===== Records supplied =====

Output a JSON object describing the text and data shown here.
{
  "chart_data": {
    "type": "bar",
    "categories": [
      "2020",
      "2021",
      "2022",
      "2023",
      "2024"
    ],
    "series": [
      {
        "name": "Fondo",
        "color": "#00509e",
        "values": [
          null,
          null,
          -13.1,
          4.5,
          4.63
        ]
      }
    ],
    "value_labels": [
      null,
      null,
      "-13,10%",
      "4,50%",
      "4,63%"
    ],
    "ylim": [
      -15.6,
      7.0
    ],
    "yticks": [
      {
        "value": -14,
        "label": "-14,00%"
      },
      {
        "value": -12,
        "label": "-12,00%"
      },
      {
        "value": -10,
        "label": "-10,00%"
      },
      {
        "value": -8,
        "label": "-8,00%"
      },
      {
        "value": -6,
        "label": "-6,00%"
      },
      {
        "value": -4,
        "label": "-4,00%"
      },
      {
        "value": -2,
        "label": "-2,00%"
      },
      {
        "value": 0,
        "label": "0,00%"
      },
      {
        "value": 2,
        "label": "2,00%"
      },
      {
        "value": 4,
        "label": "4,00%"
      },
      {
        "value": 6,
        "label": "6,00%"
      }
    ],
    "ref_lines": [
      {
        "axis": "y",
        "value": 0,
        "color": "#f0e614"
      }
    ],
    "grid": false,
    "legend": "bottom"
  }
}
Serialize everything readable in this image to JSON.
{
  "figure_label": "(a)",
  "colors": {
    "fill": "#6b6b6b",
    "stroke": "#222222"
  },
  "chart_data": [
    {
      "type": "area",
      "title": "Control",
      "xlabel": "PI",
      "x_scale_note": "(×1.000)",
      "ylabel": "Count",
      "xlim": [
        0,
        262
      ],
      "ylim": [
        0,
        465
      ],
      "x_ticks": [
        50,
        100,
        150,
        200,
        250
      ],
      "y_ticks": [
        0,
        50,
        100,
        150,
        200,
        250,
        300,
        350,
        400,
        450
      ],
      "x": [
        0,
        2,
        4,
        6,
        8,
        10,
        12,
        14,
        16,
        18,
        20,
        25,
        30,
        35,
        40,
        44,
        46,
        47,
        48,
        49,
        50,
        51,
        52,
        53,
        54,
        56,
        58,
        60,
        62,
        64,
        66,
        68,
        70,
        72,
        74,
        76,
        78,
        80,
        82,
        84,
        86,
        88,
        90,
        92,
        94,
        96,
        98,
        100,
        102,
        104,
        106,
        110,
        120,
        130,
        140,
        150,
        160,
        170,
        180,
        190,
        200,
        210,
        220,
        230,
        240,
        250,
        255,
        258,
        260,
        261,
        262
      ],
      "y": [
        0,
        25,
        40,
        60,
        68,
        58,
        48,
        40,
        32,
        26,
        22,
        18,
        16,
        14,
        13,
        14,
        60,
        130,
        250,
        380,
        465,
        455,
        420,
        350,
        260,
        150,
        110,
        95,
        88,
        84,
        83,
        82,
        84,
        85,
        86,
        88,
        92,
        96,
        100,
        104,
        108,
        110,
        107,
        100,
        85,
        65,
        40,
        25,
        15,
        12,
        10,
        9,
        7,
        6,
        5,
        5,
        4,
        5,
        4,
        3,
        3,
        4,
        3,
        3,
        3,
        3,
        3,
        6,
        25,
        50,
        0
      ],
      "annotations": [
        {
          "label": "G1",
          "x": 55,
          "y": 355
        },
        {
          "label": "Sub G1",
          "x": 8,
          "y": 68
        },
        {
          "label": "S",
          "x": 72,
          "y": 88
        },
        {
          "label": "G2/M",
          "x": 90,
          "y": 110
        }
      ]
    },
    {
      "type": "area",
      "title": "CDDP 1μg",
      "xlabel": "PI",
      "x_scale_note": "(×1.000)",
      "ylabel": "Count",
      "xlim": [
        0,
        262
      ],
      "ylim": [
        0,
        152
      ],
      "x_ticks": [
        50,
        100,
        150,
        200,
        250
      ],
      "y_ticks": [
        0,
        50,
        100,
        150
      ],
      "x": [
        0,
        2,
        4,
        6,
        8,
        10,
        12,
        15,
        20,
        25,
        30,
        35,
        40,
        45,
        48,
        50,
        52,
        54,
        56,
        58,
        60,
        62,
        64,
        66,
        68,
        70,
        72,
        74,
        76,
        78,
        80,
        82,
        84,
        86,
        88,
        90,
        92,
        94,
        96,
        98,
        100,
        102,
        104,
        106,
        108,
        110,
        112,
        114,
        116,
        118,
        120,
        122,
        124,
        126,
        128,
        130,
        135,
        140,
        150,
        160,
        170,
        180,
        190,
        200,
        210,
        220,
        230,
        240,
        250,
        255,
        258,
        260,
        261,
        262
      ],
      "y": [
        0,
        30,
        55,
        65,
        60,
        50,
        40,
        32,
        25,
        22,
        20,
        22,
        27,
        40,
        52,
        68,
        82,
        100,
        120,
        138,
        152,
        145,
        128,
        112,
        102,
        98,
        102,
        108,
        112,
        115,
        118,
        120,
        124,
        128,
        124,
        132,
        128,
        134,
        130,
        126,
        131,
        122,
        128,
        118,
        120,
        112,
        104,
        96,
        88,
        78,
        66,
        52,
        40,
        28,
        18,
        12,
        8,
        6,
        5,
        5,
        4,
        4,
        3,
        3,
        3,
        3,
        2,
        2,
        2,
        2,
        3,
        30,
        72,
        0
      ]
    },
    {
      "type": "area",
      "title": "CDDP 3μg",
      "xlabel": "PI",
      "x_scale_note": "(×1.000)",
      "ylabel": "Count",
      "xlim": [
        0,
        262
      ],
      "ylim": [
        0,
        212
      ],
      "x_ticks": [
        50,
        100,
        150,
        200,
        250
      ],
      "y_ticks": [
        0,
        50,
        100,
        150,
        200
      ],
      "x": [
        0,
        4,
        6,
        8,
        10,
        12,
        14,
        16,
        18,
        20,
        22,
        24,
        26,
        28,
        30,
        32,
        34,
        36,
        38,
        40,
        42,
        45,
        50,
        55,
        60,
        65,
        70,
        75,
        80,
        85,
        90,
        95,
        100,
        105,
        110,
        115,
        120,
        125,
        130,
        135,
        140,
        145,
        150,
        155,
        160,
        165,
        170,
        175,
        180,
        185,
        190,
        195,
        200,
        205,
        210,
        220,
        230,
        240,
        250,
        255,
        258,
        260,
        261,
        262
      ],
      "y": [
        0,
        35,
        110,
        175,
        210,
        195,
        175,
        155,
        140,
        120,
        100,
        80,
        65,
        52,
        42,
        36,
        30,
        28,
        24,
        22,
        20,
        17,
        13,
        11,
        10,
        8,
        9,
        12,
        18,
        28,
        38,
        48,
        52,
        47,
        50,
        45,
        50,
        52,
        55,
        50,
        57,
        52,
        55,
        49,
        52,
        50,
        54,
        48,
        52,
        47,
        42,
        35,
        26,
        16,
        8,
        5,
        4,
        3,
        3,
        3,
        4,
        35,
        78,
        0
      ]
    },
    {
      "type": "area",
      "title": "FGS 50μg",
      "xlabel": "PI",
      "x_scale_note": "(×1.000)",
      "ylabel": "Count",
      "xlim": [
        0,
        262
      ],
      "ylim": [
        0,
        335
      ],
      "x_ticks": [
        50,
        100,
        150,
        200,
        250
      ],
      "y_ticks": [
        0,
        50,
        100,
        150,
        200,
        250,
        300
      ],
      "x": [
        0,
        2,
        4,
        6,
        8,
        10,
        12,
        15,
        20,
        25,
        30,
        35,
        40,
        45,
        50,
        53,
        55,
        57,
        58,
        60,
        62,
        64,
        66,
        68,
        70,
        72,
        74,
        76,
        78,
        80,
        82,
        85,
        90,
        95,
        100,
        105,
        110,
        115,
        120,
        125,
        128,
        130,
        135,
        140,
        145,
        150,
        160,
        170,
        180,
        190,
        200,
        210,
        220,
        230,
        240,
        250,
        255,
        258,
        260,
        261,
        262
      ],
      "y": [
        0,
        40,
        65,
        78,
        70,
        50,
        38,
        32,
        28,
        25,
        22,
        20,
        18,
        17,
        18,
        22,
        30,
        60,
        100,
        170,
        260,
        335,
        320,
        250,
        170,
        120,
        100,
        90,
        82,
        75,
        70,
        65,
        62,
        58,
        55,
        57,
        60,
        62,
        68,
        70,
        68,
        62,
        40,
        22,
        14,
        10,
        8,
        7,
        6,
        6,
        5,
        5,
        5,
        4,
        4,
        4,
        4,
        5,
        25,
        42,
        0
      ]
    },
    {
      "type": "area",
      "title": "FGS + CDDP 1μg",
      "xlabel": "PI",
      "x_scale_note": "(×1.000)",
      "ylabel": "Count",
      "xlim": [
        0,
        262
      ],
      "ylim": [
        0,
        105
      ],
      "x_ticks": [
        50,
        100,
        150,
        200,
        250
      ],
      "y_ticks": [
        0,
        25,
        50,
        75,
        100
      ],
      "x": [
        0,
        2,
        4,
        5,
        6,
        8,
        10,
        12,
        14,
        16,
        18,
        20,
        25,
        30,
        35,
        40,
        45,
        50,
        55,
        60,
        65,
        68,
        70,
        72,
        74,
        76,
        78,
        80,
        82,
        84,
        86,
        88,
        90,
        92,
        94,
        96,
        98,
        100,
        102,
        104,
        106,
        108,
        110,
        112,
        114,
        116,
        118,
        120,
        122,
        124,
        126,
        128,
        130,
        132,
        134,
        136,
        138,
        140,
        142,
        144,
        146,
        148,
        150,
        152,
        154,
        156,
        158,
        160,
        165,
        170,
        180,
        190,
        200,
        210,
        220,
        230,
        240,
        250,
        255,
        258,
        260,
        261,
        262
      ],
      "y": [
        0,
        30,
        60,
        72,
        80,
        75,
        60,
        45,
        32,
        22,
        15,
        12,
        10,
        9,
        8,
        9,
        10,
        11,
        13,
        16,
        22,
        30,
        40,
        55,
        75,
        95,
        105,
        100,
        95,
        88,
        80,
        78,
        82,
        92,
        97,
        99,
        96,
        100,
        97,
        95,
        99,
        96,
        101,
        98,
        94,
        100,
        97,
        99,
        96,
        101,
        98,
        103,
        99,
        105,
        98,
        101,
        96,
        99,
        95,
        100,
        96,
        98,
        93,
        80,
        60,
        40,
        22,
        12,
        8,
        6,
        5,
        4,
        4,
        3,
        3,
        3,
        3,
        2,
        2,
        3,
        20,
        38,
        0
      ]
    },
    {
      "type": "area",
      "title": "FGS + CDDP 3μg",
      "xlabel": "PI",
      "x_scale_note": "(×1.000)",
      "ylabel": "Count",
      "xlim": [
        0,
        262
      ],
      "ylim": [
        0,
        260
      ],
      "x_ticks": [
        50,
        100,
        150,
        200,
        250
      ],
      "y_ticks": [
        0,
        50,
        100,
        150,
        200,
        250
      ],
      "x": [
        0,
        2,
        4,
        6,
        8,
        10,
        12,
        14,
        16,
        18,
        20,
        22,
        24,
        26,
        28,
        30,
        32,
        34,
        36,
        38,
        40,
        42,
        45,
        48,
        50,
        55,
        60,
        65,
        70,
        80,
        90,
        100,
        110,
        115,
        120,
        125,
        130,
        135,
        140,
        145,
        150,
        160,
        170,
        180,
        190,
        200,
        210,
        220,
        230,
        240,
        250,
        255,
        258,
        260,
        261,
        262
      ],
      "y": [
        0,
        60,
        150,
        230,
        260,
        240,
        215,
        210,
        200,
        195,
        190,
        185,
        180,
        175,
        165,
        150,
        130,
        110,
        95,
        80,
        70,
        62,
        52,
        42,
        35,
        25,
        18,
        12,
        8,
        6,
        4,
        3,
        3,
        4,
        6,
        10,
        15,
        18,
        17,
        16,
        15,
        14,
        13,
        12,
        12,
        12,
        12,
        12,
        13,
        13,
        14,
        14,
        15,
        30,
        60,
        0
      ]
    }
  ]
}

=====

### What is asked
Select every line of the records holding the string "CDDP".

### Finished task
      "title": "CDDP 1μg",
      "title": "CDDP 3μg",
      "title": "FGS + CDDP 1μg",
      "title": "FGS + CDDP 3μg",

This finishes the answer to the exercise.